_Objective_
Read the records below. Copy each line where the string "Observing" occurs.

*** Records for the exercise

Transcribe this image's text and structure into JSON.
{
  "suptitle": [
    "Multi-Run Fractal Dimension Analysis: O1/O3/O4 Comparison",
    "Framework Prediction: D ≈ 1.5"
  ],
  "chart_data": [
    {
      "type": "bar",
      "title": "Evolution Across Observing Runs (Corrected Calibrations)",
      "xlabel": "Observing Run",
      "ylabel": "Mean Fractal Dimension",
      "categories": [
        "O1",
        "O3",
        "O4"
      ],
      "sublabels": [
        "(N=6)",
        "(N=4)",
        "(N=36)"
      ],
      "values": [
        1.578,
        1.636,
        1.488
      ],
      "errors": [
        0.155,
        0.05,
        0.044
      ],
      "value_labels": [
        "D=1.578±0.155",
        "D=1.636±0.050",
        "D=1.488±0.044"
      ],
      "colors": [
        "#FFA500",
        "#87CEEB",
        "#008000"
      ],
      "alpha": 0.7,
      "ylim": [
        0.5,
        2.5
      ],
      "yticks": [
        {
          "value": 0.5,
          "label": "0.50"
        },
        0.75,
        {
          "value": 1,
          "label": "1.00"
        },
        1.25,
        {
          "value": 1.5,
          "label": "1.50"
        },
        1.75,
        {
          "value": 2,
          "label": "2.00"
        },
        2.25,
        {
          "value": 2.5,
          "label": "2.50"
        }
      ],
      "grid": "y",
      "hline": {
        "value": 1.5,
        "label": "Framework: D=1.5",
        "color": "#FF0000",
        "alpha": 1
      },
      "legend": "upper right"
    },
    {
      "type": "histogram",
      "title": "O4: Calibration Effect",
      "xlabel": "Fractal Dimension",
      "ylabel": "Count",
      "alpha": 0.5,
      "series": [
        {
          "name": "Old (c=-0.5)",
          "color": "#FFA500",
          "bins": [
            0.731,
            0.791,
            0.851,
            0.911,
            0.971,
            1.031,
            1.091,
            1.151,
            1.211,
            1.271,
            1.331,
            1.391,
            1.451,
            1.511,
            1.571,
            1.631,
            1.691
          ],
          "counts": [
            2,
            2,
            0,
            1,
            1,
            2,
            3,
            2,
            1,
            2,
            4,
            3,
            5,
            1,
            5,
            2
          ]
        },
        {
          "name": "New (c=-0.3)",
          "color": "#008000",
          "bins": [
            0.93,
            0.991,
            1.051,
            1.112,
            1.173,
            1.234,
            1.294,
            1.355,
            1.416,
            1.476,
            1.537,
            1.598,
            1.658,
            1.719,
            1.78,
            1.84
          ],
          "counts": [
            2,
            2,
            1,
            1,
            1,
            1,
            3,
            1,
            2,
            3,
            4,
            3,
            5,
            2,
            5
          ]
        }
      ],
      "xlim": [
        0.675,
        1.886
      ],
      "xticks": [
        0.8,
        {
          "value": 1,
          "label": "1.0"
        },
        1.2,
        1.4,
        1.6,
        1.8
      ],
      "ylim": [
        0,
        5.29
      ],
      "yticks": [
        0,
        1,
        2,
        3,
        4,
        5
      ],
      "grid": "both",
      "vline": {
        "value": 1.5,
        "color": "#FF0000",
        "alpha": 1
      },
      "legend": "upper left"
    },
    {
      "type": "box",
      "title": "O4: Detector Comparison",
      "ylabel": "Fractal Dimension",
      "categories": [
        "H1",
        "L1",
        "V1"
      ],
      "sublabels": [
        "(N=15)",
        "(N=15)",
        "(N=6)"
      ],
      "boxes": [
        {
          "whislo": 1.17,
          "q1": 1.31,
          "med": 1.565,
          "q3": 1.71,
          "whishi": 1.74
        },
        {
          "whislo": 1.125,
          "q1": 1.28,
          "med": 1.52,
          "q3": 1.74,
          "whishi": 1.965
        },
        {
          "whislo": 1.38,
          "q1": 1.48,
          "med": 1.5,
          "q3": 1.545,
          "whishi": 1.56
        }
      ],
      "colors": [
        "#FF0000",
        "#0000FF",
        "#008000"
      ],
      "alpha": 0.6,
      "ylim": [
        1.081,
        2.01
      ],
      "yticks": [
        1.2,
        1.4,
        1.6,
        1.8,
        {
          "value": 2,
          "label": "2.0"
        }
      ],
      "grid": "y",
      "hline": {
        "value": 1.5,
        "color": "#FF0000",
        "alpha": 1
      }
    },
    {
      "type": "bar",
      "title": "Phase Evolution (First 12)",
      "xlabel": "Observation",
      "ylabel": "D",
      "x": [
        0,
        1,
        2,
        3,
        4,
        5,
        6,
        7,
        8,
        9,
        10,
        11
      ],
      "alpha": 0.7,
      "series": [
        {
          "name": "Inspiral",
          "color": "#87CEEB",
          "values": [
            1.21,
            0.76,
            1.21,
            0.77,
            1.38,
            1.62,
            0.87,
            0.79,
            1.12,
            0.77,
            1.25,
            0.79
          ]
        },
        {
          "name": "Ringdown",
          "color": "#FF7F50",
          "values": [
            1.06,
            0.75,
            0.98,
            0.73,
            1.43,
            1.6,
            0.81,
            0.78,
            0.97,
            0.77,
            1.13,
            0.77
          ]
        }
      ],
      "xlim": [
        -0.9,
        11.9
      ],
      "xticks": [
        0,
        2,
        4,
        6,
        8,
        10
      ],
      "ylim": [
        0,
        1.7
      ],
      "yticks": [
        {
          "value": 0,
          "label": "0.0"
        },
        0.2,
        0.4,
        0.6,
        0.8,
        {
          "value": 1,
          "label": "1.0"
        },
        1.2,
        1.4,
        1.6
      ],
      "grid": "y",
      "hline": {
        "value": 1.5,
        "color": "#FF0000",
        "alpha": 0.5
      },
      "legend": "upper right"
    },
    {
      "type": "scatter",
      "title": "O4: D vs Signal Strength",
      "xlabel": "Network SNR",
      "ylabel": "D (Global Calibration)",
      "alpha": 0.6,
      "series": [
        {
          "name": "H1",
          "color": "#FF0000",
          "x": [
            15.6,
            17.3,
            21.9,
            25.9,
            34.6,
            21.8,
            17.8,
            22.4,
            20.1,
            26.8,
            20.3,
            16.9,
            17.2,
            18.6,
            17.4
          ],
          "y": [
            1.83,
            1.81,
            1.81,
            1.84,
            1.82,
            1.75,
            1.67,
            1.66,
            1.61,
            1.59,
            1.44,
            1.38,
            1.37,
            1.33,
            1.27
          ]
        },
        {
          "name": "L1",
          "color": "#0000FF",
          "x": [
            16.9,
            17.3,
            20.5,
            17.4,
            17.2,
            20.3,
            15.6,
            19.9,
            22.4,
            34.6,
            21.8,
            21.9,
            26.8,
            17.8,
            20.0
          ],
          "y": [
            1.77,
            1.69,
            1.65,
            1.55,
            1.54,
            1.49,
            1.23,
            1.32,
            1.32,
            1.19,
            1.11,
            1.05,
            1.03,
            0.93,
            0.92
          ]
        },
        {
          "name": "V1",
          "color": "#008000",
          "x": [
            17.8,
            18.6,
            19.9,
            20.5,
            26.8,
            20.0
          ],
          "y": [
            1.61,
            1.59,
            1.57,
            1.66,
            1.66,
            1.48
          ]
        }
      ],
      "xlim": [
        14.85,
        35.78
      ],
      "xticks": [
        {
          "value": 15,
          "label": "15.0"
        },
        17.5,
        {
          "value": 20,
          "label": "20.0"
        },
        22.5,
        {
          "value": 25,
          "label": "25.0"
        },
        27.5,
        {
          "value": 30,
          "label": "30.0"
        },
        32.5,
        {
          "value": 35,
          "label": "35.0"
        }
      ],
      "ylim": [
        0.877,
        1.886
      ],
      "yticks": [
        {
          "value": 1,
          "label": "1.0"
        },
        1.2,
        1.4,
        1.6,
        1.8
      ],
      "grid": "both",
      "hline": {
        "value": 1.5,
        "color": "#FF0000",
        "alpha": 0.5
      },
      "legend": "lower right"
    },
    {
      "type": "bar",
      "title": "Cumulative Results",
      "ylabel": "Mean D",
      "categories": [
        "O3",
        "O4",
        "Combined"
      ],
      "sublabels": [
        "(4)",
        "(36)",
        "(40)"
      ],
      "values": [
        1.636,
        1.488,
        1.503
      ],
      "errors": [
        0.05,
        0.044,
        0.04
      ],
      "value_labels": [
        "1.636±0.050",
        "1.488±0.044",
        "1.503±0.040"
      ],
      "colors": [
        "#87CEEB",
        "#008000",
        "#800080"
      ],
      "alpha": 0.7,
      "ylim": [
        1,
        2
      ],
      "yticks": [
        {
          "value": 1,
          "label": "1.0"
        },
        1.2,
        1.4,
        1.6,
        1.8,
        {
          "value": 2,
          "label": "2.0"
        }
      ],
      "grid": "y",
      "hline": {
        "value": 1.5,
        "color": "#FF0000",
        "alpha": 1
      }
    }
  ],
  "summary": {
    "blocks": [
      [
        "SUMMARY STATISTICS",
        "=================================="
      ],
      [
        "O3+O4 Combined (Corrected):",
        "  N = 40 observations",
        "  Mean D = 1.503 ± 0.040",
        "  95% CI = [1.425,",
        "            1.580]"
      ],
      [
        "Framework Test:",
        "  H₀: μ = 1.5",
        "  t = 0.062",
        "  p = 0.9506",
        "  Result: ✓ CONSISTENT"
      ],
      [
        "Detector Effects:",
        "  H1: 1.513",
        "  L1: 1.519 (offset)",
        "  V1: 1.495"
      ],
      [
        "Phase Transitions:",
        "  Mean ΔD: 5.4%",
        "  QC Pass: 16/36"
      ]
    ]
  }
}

******

_Exercise solution_
      "title": "Evolution Across Observing Runs (Corrected Calibrations)",
      "xlabel": "Observing Run",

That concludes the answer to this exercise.